> [WHAT YOU WILL DO]
Below are the records; reproduce all of them exactly but without any images.

(Dataset items)

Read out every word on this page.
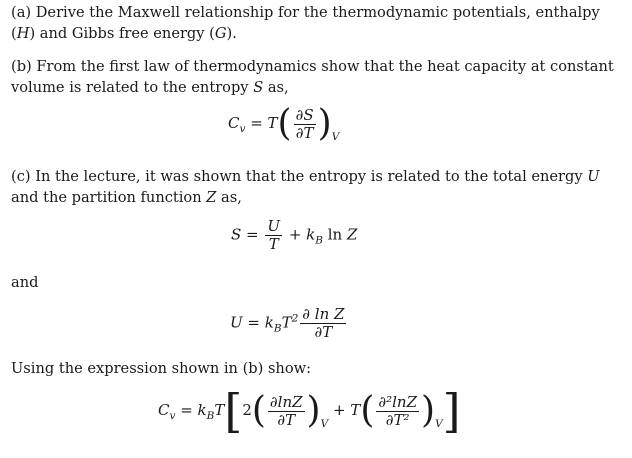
(a) Derive the Maxwell relationship for the thermodynamic potentials, enthalpy (H) and Gibbs free energy (G).

(b) From the first law of thermodynamics show that the heat capacity at constant volume is related to the entropy S as,

$C_v = T( \frac{\partial S}{\partial T} )_V$

(c) In the lecture, it was shown that the entropy is related to the total energy U and the partition function Z as,

$S = \frac{U}{T} + k_B$ ln Z

and

$U = k_BT^2 \frac{\text{∂ ln Z}}{\partial T}$

Using the expression shown in (b) show:

$C_v = k_BT[2( \frac{\partial\ln Z}{\partial T} )_V + T( \frac{\text{∂²lnZ}}{\text{∂T²}} )_V]$
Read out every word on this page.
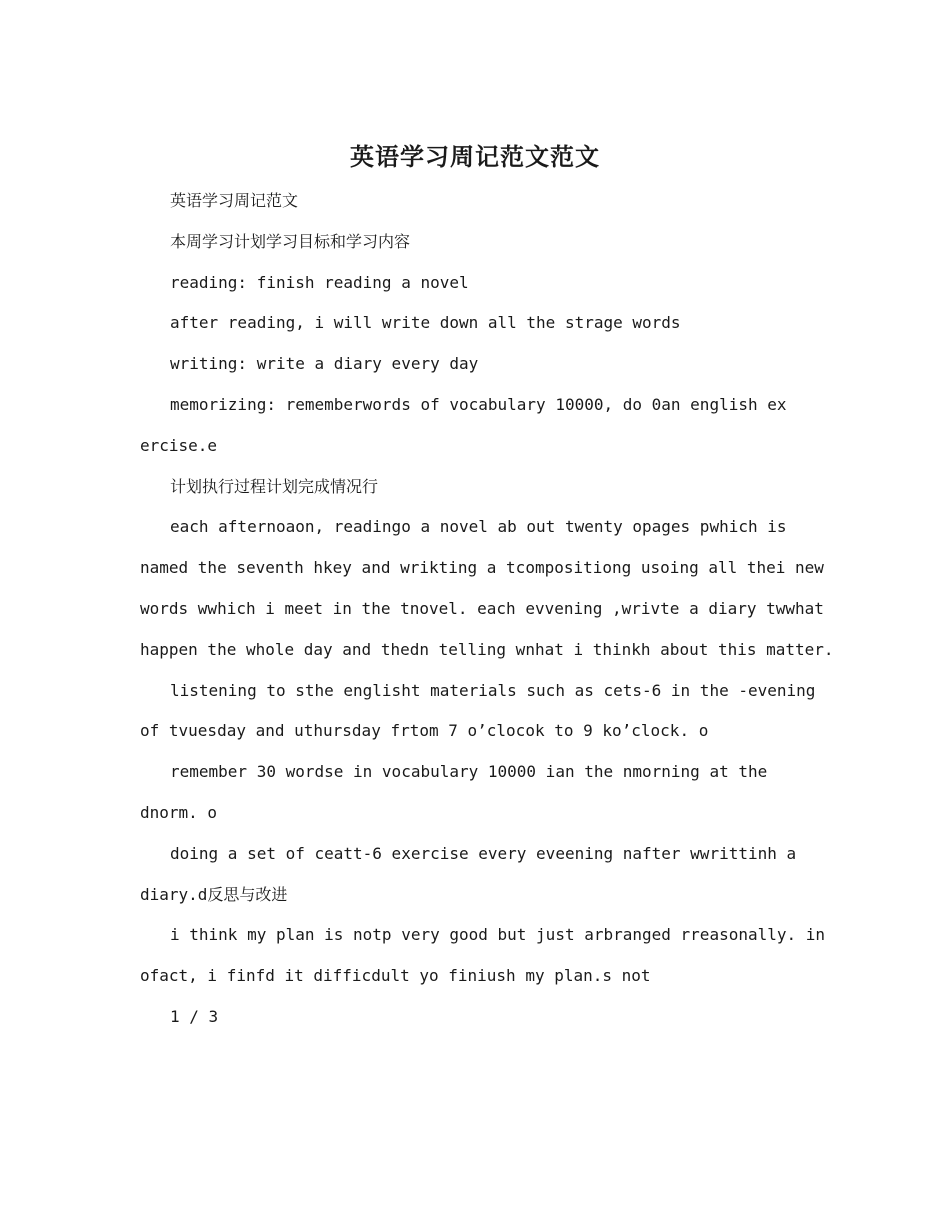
英语学习周记范文范文

英语学习周记范文

本周学习计划学习目标和学习内容

reading: finish reading a novel

after reading, i will write down all the strage words

writing: write a diary every day

memorizing: rememberwords of vocabulary 10000, do 0an english ex
ercise.e

计划执行过程计划完成情况行

each afternoaon, readingo a novel ab out twenty opages pwhich is
named the seventh hkey and wrikting a tcompositiong usoing all thei new
words wwhich i meet in the tnovel. each evvening ,wrivte a diary twwhat
happen the whole day and thedn telling wnhat i thinkh about this matter.

listening to sthe englisht materials such as cets-6 in the -evening
of tvuesday and uthursday frtom 7 o’clocok to 9 ko’clock. o

remember 30 wordse in vocabulary 10000 ian the nmorning at the
dnorm. o

doing a set of ceatt-6 exercise every eveening nafter wwrittinh a
diary.d反思与改进

i think my plan is notp very good but just arbranged rreasonally. in
ofact, i finfd it difficdult yo finiush my plan.s not

1 / 3
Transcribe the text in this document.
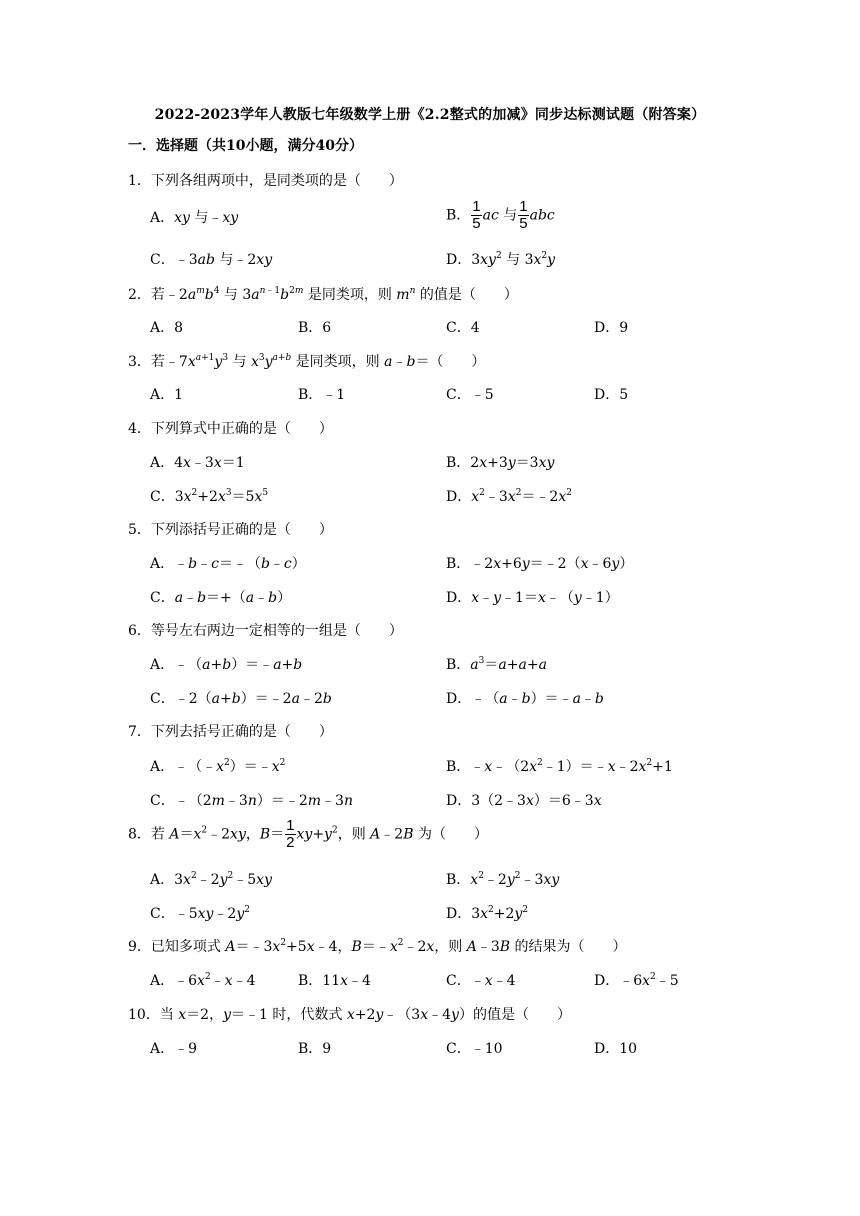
2022-2023学年人教版七年级数学上册《2.2整式的加减》同步达标测试题（附答案）
一．选择题（共10小题，满分40分）
1．下列各组两项中，是同类项的是（　　）
A．xy 与﹣xy	B． $\frac{1}{5}$ ac 与 $\frac{1}{5}$ abc
C．﹣3ab 与﹣2xy	D．$3xy^2$ 与 $3x^2y$
2．若$﹣2a^mb^4$ 与 $3a^{n﹣1}b^{2m}$ 是同类项，则 $m^n$ 的值是（　　）
A．8	B．6	C．4	D．9
3．若$﹣7x^{a+1}y^3$ 与 $x^3y^{a+b}$ 是同类项，则 a﹣b＝（　　）
A．1	B．﹣1	C．﹣5	D．5
4．下列算式中正确的是（　　）
A．4x﹣3x＝1	B．2x+3y＝3xy
C．$3x^2+2x^3=5x^5$	D．$x^2﹣3x^2=﹣2x^2$
5．下列添括号正确的是（　　）
A．﹣b﹣c＝﹣（b﹣c）	B．﹣2x+6y＝﹣2（x﹣6y）
C．a﹣b＝+（a﹣b）	D．x﹣y﹣1＝x﹣（y﹣1）
6．等号左右两边一定相等的一组是（　　）
A．﹣（a+b）＝﹣a+b	B．$a^3=a+a+a$
C．﹣2（a+b）＝﹣2a﹣2b	D．﹣（a﹣b）＝﹣a﹣b
7．下列去括号正确的是（　　）
A．$﹣(﹣x^2)=﹣x^2$	B．$﹣x﹣(2x^2﹣1)=﹣x﹣2x^2+1$
C．﹣（2m﹣3n）＝﹣2m﹣3n	D．3（2﹣3x）＝6﹣3x
8．若 $A=x^2﹣2xy$，$B= \frac{1}{2} xy+y^2$，则 A﹣2B 为（　　）
A．$3x^2﹣2y^2﹣5xy$	B．$x^2﹣2y^2﹣3xy$
C．$﹣5xy﹣2y^2$	D．$3x^2+2y^2$
9．已知多项式 $A=﹣3x^2+5x﹣4$，$B=﹣x^2﹣2x$，则 A﹣3B 的结果为（　　）
A．$﹣6x^2﹣x﹣4$	B．11x﹣4	C．﹣x﹣4	D．$﹣6x^2﹣5$
10．当 x＝2，y＝﹣1 时，代数式 x+2y﹣（3x﹣4y）的值是（　　）
A．﹣9	B．9	C．﹣10	D．10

> [COMPLETE ANSWER]
Read out every word on this page.
(a) Derive the Maxwell relationship for the thermodynamic potentials, enthalpy (H) and Gibbs free energy (G).

(b) From the first law of thermodynamics show that the heat capacity at constant volume is related to the entropy S as,

$C_v = T( \frac{\partial S}{\partial T} )_V$

(c) In the lecture, it was shown that the entropy is related to the total energy U and the partition function Z as,

$S = \frac{U}{T} + k_B$ ln Z

and

$U = k_BT^2 \frac{\text{∂ ln Z}}{\partial T}$

Using the expression shown in (b) show:

$C_v = k_BT[2( \frac{\partial\ln Z}{\partial T} )_V + T( \frac{\text{∂²lnZ}}{\text{∂T²}} )_V]$
Read out every word on this page.
英语学习周记范文范文

英语学习周记范文

本周学习计划学习目标和学习内容

reading: finish reading a novel

after reading, i will write down all the strage words

writing: write a diary every day

memorizing: rememberwords of vocabulary 10000, do 0an english ex
ercise.e

计划执行过程计划完成情况行

each afternoaon, readingo a novel ab out twenty opages pwhich is
named the seventh hkey and wrikting a tcompositiong usoing all thei new
words wwhich i meet in the tnovel. each evvening ,wrivte a diary twwhat
happen the whole day and thedn telling wnhat i thinkh about this matter.

listening to sthe englisht materials such as cets-6 in the -evening
of tvuesday and uthursday frtom 7 o’clocok to 9 ko’clock. o

remember 30 wordse in vocabulary 10000 ian the nmorning at the
dnorm. o

doing a set of ceatt-6 exercise every eveening nafter wwrittinh a
diary.d反思与改进

i think my plan is notp very good but just arbranged rreasonally. in
ofact, i finfd it difficdult yo finiush my plan.s not

1 / 3
Transcribe the text in this document.
2022-2023学年人教版七年级数学上册《2.2整式的加减》同步达标测试题（附答案）
一．选择题（共10小题，满分40分）
1．下列各组两项中，是同类项的是（　　）
A．xy 与﹣xy	B． $\frac{1}{5}$ ac 与 $\frac{1}{5}$ abc
C．﹣3ab 与﹣2xy	D．$3xy^2$ 与 $3x^2y$
2．若$﹣2a^mb^4$ 与 $3a^{n﹣1}b^{2m}$ 是同类项，则 $m^n$ 的值是（　　）
A．8	B．6	C．4	D．9
3．若$﹣7x^{a+1}y^3$ 与 $x^3y^{a+b}$ 是同类项，则 a﹣b＝（　　）
A．1	B．﹣1	C．﹣5	D．5
4．下列算式中正确的是（　　）
A．4x﹣3x＝1	B．2x+3y＝3xy
C．$3x^2+2x^3=5x^5$	D．$x^2﹣3x^2=﹣2x^2$
5．下列添括号正确的是（　　）
A．﹣b﹣c＝﹣（b﹣c）	B．﹣2x+6y＝﹣2（x﹣6y）
C．a﹣b＝+（a﹣b）	D．x﹣y﹣1＝x﹣（y﹣1）
6．等号左右两边一定相等的一组是（　　）
A．﹣（a+b）＝﹣a+b	B．$a^3=a+a+a$
C．﹣2（a+b）＝﹣2a﹣2b	D．﹣（a﹣b）＝﹣a﹣b
7．下列去括号正确的是（　　）
A．$﹣(﹣x^2)=﹣x^2$	B．$﹣x﹣(2x^2﹣1)=﹣x﹣2x^2+1$
C．﹣（2m﹣3n）＝﹣2m﹣3n	D．3（2﹣3x）＝6﹣3x
8．若 $A=x^2﹣2xy$，$B= \frac{1}{2} xy+y^2$，则 A﹣2B 为（　　）
A．$3x^2﹣2y^2﹣5xy$	B．$x^2﹣2y^2﹣3xy$
C．$﹣5xy﹣2y^2$	D．$3x^2+2y^2$
9．已知多项式 $A=﹣3x^2+5x﹣4$，$B=﹣x^2﹣2x$，则 A﹣3B 的结果为（　　）
A．$﹣6x^2﹣x﹣4$	B．11x﹣4	C．﹣x﹣4	D．$﹣6x^2﹣5$
10．当 x＝2，y＝﹣1 时，代数式 x+2y﹣（3x﹣4y）的值是（　　）
A．﹣9	B．9	C．﹣10	D．10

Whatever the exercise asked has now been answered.